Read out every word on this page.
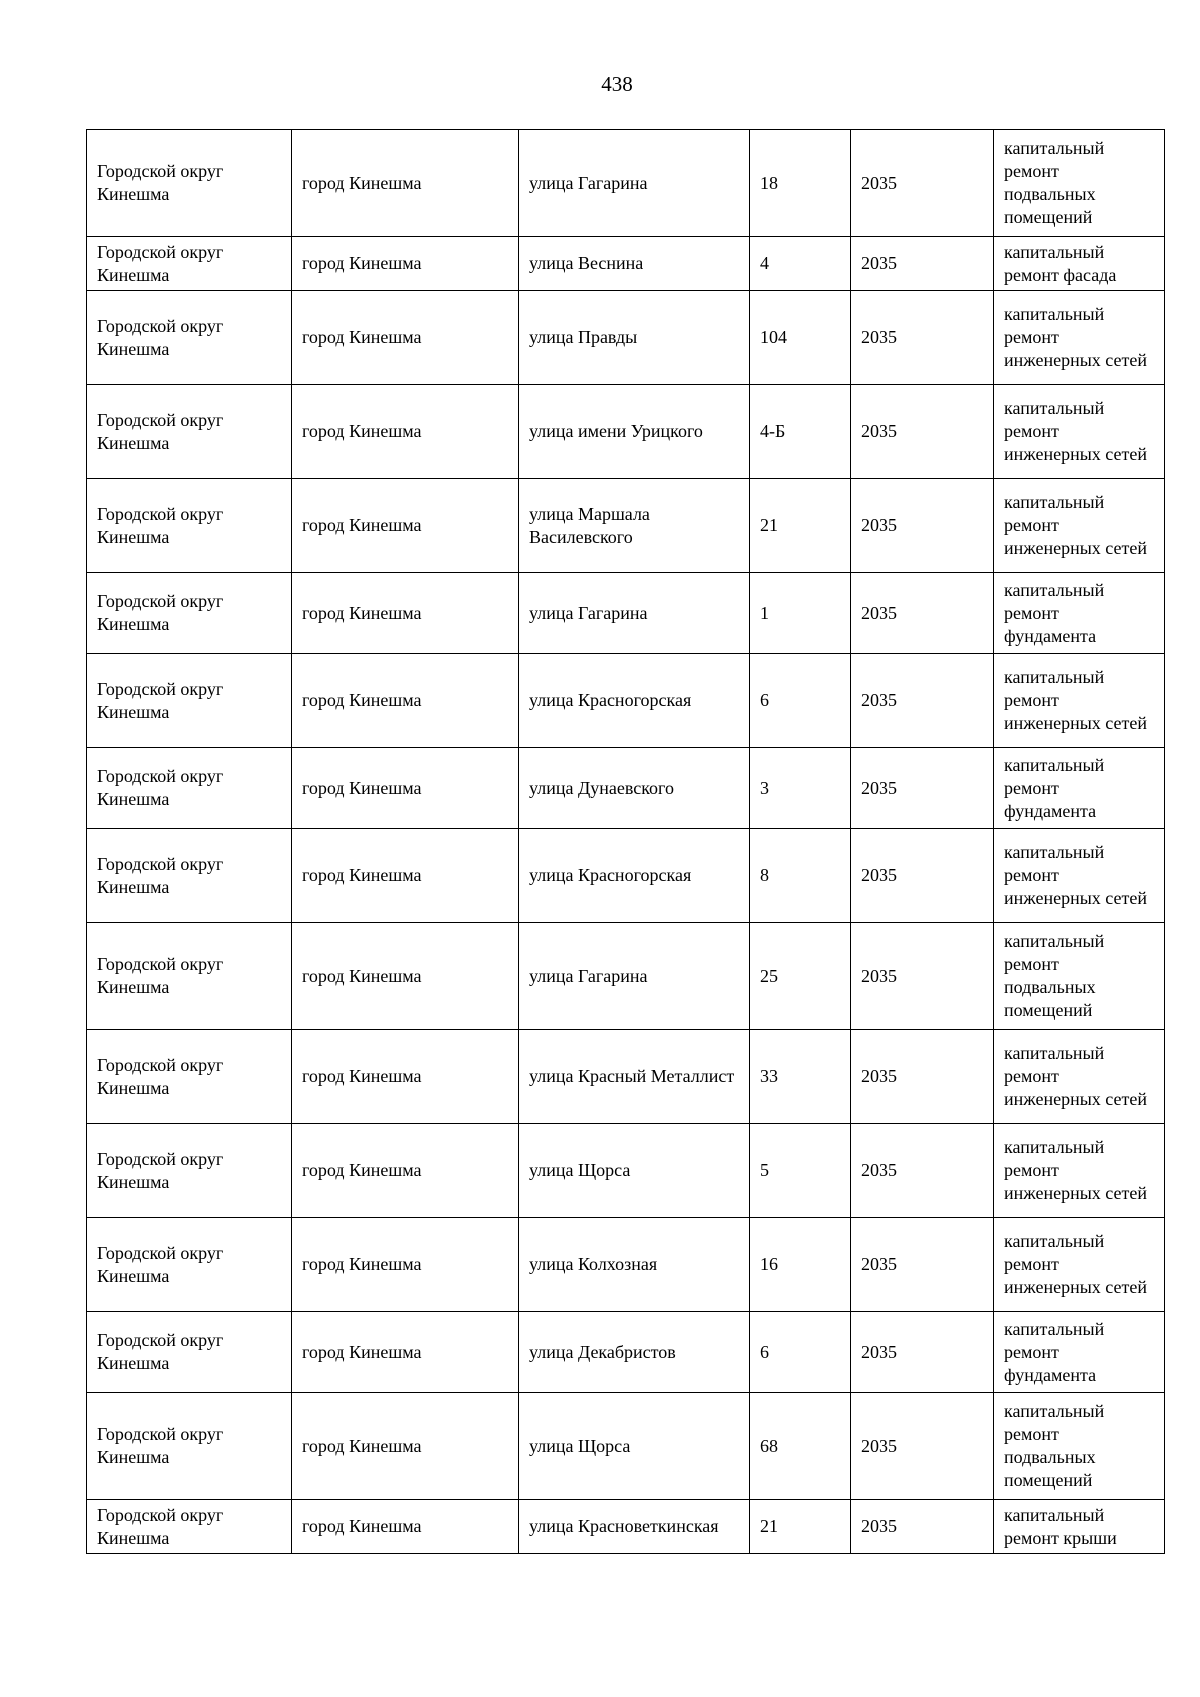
438
Городской округ Кинешма	город Кинешма	улица Гагарина	18	2035	капитальный ремонт подвальных помещений
Городской округ Кинешма	город Кинешма	улица Веснина	4	2035	капитальный ремонт фасада
Городской округ Кинешма	город Кинешма	улица Правды	104	2035	капитальный ремонт инженерных сетей
Городской округ Кинешма	город Кинешма	улица имени Урицкого	4-Б	2035	капитальный ремонт инженерных сетей
Городской округ Кинешма	город Кинешма	улица Маршала Василевского	21	2035	капитальный ремонт инженерных сетей
Городской округ Кинешма	город Кинешма	улица Гагарина	1	2035	капитальный ремонт фундамента
Городской округ Кинешма	город Кинешма	улица Красногорская	6	2035	капитальный ремонт инженерных сетей
Городской округ Кинешма	город Кинешма	улица Дунаевского	3	2035	капитальный ремонт фундамента
Городской округ Кинешма	город Кинешма	улица Красногорская	8	2035	капитальный ремонт инженерных сетей
Городской округ Кинешма	город Кинешма	улица Гагарина	25	2035	капитальный ремонт подвальных помещений
Городской округ Кинешма	город Кинешма	улица Красный Металлист	33	2035	капитальный ремонт инженерных сетей
Городской округ Кинешма	город Кинешма	улица Щорса	5	2035	капитальный ремонт инженерных сетей
Городской округ Кинешма	город Кинешма	улица Колхозная	16	2035	капитальный ремонт инженерных сетей
Городской округ Кинешма	город Кинешма	улица Декабристов	6	2035	капитальный ремонт фундамента
Городской округ Кинешма	город Кинешма	улица Щорса	68	2035	капитальный ремонт подвальных помещений
Городской округ Кинешма	город Кинешма	улица Красноветкинская	21	2035	капитальный ремонт крыши
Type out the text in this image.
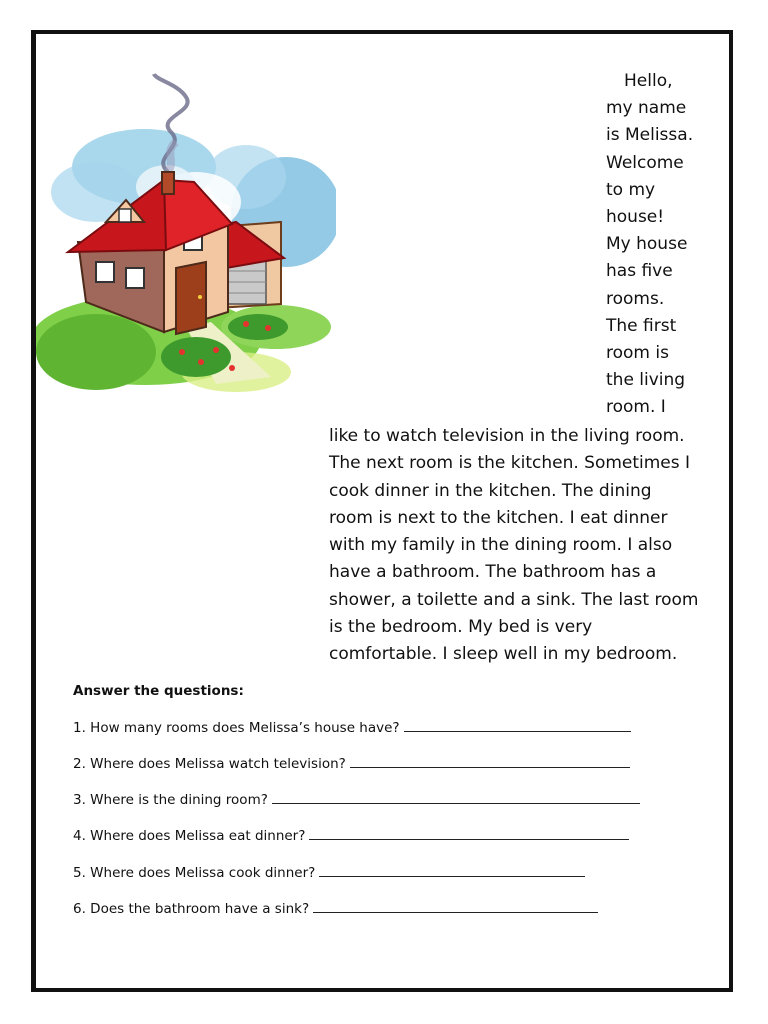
Hello,
my name
is Melissa.
Welcome
to my
house!
My house
has five
rooms.
The first
room is
the living
room. I
like to watch television in the living room.
The next room is the kitchen. Sometimes I
cook dinner in the kitchen. The dining
room is next to the kitchen. I eat dinner
with my family in the dining room. I also
have a bathroom. The bathroom has a
shower, a toilette and a sink. The last room
is the bedroom. My bed is very
comfortable. I sleep well in my bedroom.
Answer the questions:
1. How many rooms does Melissa’s house have?
2. Where does Melissa watch television?
3. Where is the dining room?
4. Where does Melissa eat dinner?
5. Where does Melissa cook dinner?
6. Does the bathroom have a sink?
+===+
Request: Begin at the line containing "Type out the text in this image." and extract every line through the end of the records, inclusive, exactly and only; omit pictures.

Full output:
Type out the text in this image.
Hello,
my name
is Melissa.
Welcome
to my
house!
My house
has five
rooms.
The first
room is
the living
room. I
like to watch television in the living room.
The next room is the kitchen. Sometimes I
cook dinner in the kitchen. The dining
room is next to the kitchen. I eat dinner
with my family in the dining room. I also
have a bathroom. The bathroom has a
shower, a toilette and a sink. The last room
is the bedroom. My bed is very
comfortable. I sleep well in my bedroom.
Answer the questions:
1. How many rooms does Melissa’s house have?
2. Where does Melissa watch television?
3. Where is the dining room?
4. Where does Melissa eat dinner?
5. Where does Melissa cook dinner?
6. Does the bathroom have a sink?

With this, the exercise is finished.